Dataset rows:
┄┄┄┄┄┄┄┄┄┄

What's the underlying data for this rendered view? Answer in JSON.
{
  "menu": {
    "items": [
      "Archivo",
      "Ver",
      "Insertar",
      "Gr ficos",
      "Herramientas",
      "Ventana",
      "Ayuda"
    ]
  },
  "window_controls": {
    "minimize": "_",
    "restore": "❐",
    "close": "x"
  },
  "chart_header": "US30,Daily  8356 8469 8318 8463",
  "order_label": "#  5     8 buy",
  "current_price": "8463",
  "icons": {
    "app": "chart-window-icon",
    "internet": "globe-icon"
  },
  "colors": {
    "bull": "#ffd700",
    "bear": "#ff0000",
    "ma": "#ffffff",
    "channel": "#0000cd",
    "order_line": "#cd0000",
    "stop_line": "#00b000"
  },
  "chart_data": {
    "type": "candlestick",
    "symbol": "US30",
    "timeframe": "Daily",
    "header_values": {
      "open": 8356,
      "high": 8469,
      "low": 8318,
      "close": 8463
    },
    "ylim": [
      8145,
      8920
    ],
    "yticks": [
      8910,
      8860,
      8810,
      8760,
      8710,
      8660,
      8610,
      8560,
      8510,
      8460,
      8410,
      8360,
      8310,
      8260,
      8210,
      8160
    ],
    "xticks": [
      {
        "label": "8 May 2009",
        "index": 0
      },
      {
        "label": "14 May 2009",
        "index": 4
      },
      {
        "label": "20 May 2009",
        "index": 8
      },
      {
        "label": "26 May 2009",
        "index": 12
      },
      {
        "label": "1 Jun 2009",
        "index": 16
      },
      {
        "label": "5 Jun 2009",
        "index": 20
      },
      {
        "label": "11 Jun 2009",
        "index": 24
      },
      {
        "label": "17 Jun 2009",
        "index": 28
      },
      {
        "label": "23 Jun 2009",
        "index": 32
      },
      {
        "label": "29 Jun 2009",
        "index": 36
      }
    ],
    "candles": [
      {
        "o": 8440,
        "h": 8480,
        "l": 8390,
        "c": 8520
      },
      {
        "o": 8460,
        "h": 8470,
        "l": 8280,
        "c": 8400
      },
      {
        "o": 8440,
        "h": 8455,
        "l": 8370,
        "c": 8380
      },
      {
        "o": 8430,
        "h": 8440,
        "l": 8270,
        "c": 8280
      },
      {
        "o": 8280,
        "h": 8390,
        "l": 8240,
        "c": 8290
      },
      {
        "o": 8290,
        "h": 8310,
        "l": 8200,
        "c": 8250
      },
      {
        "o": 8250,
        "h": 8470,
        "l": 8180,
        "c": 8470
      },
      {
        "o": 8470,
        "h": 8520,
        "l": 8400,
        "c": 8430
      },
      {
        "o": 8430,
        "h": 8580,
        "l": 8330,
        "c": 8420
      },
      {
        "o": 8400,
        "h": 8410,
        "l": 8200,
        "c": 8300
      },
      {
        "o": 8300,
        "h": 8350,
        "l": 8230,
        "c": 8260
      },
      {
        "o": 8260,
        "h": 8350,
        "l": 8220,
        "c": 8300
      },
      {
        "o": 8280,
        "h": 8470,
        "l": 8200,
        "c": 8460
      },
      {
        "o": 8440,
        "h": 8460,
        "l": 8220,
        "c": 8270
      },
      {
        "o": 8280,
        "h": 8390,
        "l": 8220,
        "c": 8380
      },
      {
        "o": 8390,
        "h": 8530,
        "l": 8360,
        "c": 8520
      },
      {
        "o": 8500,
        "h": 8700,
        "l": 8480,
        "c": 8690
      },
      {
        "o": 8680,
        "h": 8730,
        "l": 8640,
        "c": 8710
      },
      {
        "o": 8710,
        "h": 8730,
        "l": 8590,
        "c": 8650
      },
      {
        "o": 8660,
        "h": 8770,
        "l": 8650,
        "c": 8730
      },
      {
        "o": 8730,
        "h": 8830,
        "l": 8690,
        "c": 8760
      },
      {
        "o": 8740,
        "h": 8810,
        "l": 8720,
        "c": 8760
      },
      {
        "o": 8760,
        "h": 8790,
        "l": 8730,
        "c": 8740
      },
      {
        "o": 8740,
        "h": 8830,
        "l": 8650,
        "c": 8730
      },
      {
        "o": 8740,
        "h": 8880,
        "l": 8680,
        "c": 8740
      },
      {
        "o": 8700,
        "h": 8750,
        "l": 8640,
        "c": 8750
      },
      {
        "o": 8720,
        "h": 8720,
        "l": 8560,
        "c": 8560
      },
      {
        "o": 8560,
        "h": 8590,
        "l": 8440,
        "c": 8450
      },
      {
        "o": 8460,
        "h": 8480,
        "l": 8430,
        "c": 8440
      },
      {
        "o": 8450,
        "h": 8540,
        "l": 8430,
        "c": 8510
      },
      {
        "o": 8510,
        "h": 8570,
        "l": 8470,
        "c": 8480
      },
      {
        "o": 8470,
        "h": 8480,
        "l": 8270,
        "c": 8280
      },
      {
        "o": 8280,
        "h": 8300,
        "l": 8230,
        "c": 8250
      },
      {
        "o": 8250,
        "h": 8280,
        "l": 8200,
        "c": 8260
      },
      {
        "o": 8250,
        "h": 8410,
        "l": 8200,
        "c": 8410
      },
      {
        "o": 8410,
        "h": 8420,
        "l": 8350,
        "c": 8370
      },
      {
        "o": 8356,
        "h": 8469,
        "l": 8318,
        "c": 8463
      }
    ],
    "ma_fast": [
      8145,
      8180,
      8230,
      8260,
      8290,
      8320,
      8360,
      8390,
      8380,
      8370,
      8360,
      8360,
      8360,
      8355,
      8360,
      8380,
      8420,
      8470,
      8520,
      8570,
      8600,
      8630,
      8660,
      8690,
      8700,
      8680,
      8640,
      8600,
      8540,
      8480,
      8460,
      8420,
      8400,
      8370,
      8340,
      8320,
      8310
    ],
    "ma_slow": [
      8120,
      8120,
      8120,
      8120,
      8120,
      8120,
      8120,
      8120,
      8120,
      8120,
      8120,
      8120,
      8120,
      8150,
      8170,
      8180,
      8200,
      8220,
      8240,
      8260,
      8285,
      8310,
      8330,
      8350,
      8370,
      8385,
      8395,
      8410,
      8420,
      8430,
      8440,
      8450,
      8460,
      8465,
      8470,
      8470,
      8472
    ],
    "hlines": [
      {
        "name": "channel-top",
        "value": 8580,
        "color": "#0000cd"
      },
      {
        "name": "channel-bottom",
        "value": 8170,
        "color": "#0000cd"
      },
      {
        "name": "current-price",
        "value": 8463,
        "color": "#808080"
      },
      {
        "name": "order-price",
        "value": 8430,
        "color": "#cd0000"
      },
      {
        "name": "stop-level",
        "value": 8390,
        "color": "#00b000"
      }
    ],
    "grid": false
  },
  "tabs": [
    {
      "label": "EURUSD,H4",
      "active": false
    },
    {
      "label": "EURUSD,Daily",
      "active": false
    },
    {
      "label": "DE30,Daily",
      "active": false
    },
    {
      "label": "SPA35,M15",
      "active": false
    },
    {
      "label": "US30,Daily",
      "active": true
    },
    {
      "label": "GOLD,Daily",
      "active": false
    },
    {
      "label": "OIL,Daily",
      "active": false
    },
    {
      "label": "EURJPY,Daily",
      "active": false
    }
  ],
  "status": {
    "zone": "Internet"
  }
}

┄┄┄┄┄┄┄┄┄┄

• _What to work on_
Return each entry from above without altering a single character.

• _Worked solution_
What's the underlying data for this rendered view? Answer in JSON.
{
  "menu": {
    "items": [
      "Archivo",
      "Ver",
      "Insertar",
      "Gr ficos",
      "Herramientas",
      "Ventana",
      "Ayuda"
    ]
  },
  "window_controls": {
    "minimize": "_",
    "restore": "❐",
    "close": "x"
  },
  "chart_header": "US30,Daily  8356 8469 8318 8463",
  "order_label": "#  5     8 buy",
  "current_price": "8463",
  "icons": {
    "app": "chart-window-icon",
    "internet": "globe-icon"
  },
  "colors": {
    "bull": "#ffd700",
    "bear": "#ff0000",
    "ma": "#ffffff",
    "channel": "#0000cd",
    "order_line": "#cd0000",
    "stop_line": "#00b000"
  },
  "chart_data": {
    "type": "candlestick",
    "symbol": "US30",
    "timeframe": "Daily",
    "header_values": {
      "open": 8356,
      "high": 8469,
      "low": 8318,
      "close": 8463
    },
    "ylim": [
      8145,
      8920
    ],
    "yticks": [
      8910,
      8860,
      8810,
      8760,
      8710,
      8660,
      8610,
      8560,
      8510,
      8460,
      8410,
      8360,
      8310,
      8260,
      8210,
      8160
    ],
    "xticks": [
      {
        "label": "8 May 2009",
        "index": 0
      },
      {
        "label": "14 May 2009",
        "index": 4
      },
      {
        "label": "20 May 2009",
        "index": 8
      },
      {
        "label": "26 May 2009",
        "index": 12
      },
      {
        "label": "1 Jun 2009",
        "index": 16
      },
      {
        "label": "5 Jun 2009",
        "index": 20
      },
      {
        "label": "11 Jun 2009",
        "index": 24
      },
      {
        "label": "17 Jun 2009",
        "index": 28
      },
      {
        "label": "23 Jun 2009",
        "index": 32
      },
      {
        "label": "29 Jun 2009",
        "index": 36
      }
    ],
    "candles": [
      {
        "o": 8440,
        "h": 8480,
        "l": 8390,
        "c": 8520
      },
      {
        "o": 8460,
        "h": 8470,
        "l": 8280,
        "c": 8400
      },
      {
        "o": 8440,
        "h": 8455,
        "l": 8370,
        "c": 8380
      },
      {
        "o": 8430,
        "h": 8440,
        "l": 8270,
        "c": 8280
      },
      {
        "o": 8280,
        "h": 8390,
        "l": 8240,
        "c": 8290
      },
      {
        "o": 8290,
        "h": 8310,
        "l": 8200,
        "c": 8250
      },
      {
        "o": 8250,
        "h": 8470,
        "l": 8180,
        "c": 8470
      },
      {
        "o": 8470,
        "h": 8520,
        "l": 8400,
        "c": 8430
      },
      {
        "o": 8430,
        "h": 8580,
        "l": 8330,
        "c": 8420
      },
      {
        "o": 8400,
        "h": 8410,
        "l": 8200,
        "c": 8300
      },
      {
        "o": 8300,
        "h": 8350,
        "l": 8230,
        "c": 8260
      },
      {
        "o": 8260,
        "h": 8350,
        "l": 8220,
        "c": 8300
      },
      {
        "o": 8280,
        "h": 8470,
        "l": 8200,
        "c": 8460
      },
      {
        "o": 8440,
        "h": 8460,
        "l": 8220,
        "c": 8270
      },
      {
        "o": 8280,
        "h": 8390,
        "l": 8220,
        "c": 8380
      },
      {
        "o": 8390,
        "h": 8530,
        "l": 8360,
        "c": 8520
      },
      {
        "o": 8500,
        "h": 8700,
        "l": 8480,
        "c": 8690
      },
      {
        "o": 8680,
        "h": 8730,
        "l": 8640,
        "c": 8710
      },
      {
        "o": 8710,
        "h": 8730,
        "l": 8590,
        "c": 8650
      },
      {
        "o": 8660,
        "h": 8770,
        "l": 8650,
        "c": 8730
      },
      {
        "o": 8730,
        "h": 8830,
        "l": 8690,
        "c": 8760
      },
      {
        "o": 8740,
        "h": 8810,
        "l": 8720,
        "c": 8760
      },
      {
        "o": 8760,
        "h": 8790,
        "l": 8730,
        "c": 8740
      },
      {
        "o": 8740,
        "h": 8830,
        "l": 8650,
        "c": 8730
      },
      {
        "o": 8740,
        "h": 8880,
        "l": 8680,
        "c": 8740
      },
      {
        "o": 8700,
        "h": 8750,
        "l": 8640,
        "c": 8750
      },
      {
        "o": 8720,
        "h": 8720,
        "l": 8560,
        "c": 8560
      },
      {
        "o": 8560,
        "h": 8590,
        "l": 8440,
        "c": 8450
      },
      {
        "o": 8460,
        "h": 8480,
        "l": 8430,
        "c": 8440
      },
      {
        "o": 8450,
        "h": 8540,
        "l": 8430,
        "c": 8510
      },
      {
        "o": 8510,
        "h": 8570,
        "l": 8470,
        "c": 8480
      },
      {
        "o": 8470,
        "h": 8480,
        "l": 8270,
        "c": 8280
      },
      {
        "o": 8280,
        "h": 8300,
        "l": 8230,
        "c": 8250
      },
      {
        "o": 8250,
        "h": 8280,
        "l": 8200,
        "c": 8260
      },
      {
        "o": 8250,
        "h": 8410,
        "l": 8200,
        "c": 8410
      },
      {
        "o": 8410,
        "h": 8420,
        "l": 8350,
        "c": 8370
      },
      {
        "o": 8356,
        "h": 8469,
        "l": 8318,
        "c": 8463
      }
    ],
    "ma_fast": [
      8145,
      8180,
      8230,
      8260,
      8290,
      8320,
      8360,
      8390,
      8380,
      8370,
      8360,
      8360,
      8360,
      8355,
      8360,
      8380,
      8420,
      8470,
      8520,
      8570,
      8600,
      8630,
      8660,
      8690,
      8700,
      8680,
      8640,
      8600,
      8540,
      8480,
      8460,
      8420,
      8400,
      8370,
      8340,
      8320,
      8310
    ],
    "ma_slow": [
      8120,
      8120,
      8120,
      8120,
      8120,
      8120,
      8120,
      8120,
      8120,
      8120,
      8120,
      8120,
      8120,
      8150,
      8170,
      8180,
      8200,
      8220,
      8240,
      8260,
      8285,
      8310,
      8330,
      8350,
      8370,
      8385,
      8395,
      8410,
      8420,
      8430,
      8440,
      8450,
      8460,
      8465,
      8470,
      8470,
      8472
    ],
    "hlines": [
      {
        "name": "channel-top",
        "value": 8580,
        "color": "#0000cd"
      },
      {
        "name": "channel-bottom",
        "value": 8170,
        "color": "#0000cd"
      },
      {
        "name": "current-price",
        "value": 8463,
        "color": "#808080"
      },
      {
        "name": "order-price",
        "value": 8430,
        "color": "#cd0000"
      },
      {
        "name": "stop-level",
        "value": 8390,
        "color": "#00b000"
      }
    ],
    "grid": false
  },
  "tabs": [
    {
      "label": "EURUSD,H4",
      "active": false
    },
    {
      "label": "EURUSD,Daily",
      "active": false
    },
    {
      "label": "DE30,Daily",
      "active": false
    },
    {
      "label": "SPA35,M15",
      "active": false
    },
    {
      "label": "US30,Daily",
      "active": true
    },
    {
      "label": "GOLD,Daily",
      "active": false
    },
    {
      "label": "OIL,Daily",
      "active": false
    },
    {
      "label": "EURJPY,Daily",
      "active": false
    }
  ],
  "status": {
    "zone": "Internet"
  }
}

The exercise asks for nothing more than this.